■ The records
▽
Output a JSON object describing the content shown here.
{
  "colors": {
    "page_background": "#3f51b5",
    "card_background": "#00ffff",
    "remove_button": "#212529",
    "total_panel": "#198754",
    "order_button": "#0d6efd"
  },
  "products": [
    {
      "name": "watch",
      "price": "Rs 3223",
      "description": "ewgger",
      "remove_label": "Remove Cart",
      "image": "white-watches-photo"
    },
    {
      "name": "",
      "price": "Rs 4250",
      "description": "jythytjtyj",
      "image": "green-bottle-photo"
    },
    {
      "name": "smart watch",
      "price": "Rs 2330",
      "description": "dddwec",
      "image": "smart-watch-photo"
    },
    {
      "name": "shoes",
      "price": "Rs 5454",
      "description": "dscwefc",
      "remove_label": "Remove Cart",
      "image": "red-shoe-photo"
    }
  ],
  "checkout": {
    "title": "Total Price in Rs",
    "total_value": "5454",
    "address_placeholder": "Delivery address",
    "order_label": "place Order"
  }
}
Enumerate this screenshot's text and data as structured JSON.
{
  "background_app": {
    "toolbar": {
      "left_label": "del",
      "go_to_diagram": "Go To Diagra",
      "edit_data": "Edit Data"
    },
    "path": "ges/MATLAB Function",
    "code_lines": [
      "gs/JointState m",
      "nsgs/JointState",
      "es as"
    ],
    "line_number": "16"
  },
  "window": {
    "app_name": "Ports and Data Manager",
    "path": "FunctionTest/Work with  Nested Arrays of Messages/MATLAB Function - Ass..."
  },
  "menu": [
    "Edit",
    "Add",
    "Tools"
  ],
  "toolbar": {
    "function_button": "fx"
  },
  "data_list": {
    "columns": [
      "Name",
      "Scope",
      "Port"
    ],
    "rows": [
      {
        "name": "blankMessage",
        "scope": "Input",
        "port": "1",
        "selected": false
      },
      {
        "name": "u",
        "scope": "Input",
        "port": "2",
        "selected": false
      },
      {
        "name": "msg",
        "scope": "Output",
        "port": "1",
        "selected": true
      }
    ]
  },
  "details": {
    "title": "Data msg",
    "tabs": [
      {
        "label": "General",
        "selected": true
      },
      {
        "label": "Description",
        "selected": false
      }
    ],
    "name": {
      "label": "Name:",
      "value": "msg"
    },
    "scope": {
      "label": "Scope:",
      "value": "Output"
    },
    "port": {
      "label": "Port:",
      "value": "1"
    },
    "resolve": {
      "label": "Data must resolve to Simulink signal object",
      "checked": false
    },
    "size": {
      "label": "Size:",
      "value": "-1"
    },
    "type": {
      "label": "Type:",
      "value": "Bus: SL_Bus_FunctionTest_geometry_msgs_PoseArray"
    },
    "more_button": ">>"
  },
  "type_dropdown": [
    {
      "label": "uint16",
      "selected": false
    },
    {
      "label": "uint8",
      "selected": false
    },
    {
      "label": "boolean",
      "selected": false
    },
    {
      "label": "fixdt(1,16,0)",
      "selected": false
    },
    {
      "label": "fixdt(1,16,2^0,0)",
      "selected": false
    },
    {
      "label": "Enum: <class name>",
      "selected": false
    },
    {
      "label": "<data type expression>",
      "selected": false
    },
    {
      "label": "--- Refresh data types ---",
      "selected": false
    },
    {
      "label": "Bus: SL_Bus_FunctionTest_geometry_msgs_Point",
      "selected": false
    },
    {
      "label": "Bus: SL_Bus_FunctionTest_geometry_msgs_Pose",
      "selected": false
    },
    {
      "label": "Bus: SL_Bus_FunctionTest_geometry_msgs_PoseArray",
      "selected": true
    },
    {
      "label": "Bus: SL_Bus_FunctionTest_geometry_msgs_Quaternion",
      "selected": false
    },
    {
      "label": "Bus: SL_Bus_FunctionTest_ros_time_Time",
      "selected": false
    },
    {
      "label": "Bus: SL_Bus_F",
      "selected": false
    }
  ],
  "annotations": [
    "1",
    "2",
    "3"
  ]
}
△
■ Brief
Quote the data in full, keeping each word unchanged.

■ Completed exercise
Output a JSON object describing the content shown here.
{
  "colors": {
    "page_background": "#3f51b5",
    "card_background": "#00ffff",
    "remove_button": "#212529",
    "total_panel": "#198754",
    "order_button": "#0d6efd"
  },
  "products": [
    {
      "name": "watch",
      "price": "Rs 3223",
      "description": "ewgger",
      "remove_label": "Remove Cart",
      "image": "white-watches-photo"
    },
    {
      "name": "",
      "price": "Rs 4250",
      "description": "jythytjtyj",
      "image": "green-bottle-photo"
    },
    {
      "name": "smart watch",
      "price": "Rs 2330",
      "description": "dddwec",
      "image": "smart-watch-photo"
    },
    {
      "name": "shoes",
      "price": "Rs 5454",
      "description": "dscwefc",
      "remove_label": "Remove Cart",
      "image": "red-shoe-photo"
    }
  ],
  "checkout": {
    "title": "Total Price in Rs",
    "total_value": "5454",
    "address_placeholder": "Delivery address",
    "order_label": "place Order"
  }
}
Enumerate this screenshot's text and data as structured JSON.
{
  "background_app": {
    "toolbar": {
      "left_label": "del",
      "go_to_diagram": "Go To Diagra",
      "edit_data": "Edit Data"
    },
    "path": "ges/MATLAB Function",
    "code_lines": [
      "gs/JointState m",
      "nsgs/JointState",
      "es as"
    ],
    "line_number": "16"
  },
  "window": {
    "app_name": "Ports and Data Manager",
    "path": "FunctionTest/Work with  Nested Arrays of Messages/MATLAB Function - Ass..."
  },
  "menu": [
    "Edit",
    "Add",
    "Tools"
  ],
  "toolbar": {
    "function_button": "fx"
  },
  "data_list": {
    "columns": [
      "Name",
      "Scope",
      "Port"
    ],
    "rows": [
      {
        "name": "blankMessage",
        "scope": "Input",
        "port": "1",
        "selected": false
      },
      {
        "name": "u",
        "scope": "Input",
        "port": "2",
        "selected": false
      },
      {
        "name": "msg",
        "scope": "Output",
        "port": "1",
        "selected": true
      }
    ]
  },
  "details": {
    "title": "Data msg",
    "tabs": [
      {
        "label": "General",
        "selected": true
      },
      {
        "label": "Description",
        "selected": false
      }
    ],
    "name": {
      "label": "Name:",
      "value": "msg"
    },
    "scope": {
      "label": "Scope:",
      "value": "Output"
    },
    "port": {
      "label": "Port:",
      "value": "1"
    },
    "resolve": {
      "label": "Data must resolve to Simulink signal object",
      "checked": false
    },
    "size": {
      "label": "Size:",
      "value": "-1"
    },
    "type": {
      "label": "Type:",
      "value": "Bus: SL_Bus_FunctionTest_geometry_msgs_PoseArray"
    },
    "more_button": ">>"
  },
  "type_dropdown": [
    {
      "label": "uint16",
      "selected": false
    },
    {
      "label": "uint8",
      "selected": false
    },
    {
      "label": "boolean",
      "selected": false
    },
    {
      "label": "fixdt(1,16,0)",
      "selected": false
    },
    {
      "label": "fixdt(1,16,2^0,0)",
      "selected": false
    },
    {
      "label": "Enum: <class name>",
      "selected": false
    },
    {
      "label": "<data type expression>",
      "selected": false
    },
    {
      "label": "--- Refresh data types ---",
      "selected": false
    },
    {
      "label": "Bus: SL_Bus_FunctionTest_geometry_msgs_Point",
      "selected": false
    },
    {
      "label": "Bus: SL_Bus_FunctionTest_geometry_msgs_Pose",
      "selected": false
    },
    {
      "label": "Bus: SL_Bus_FunctionTest_geometry_msgs_PoseArray",
      "selected": true
    },
    {
      "label": "Bus: SL_Bus_FunctionTest_geometry_msgs_Quaternion",
      "selected": false
    },
    {
      "label": "Bus: SL_Bus_FunctionTest_ros_time_Time",
      "selected": false
    },
    {
      "label": "Bus: SL_Bus_F",
      "selected": false
    }
  ],
  "annotations": [
    "1",
    "2",
    "3"
  ]
}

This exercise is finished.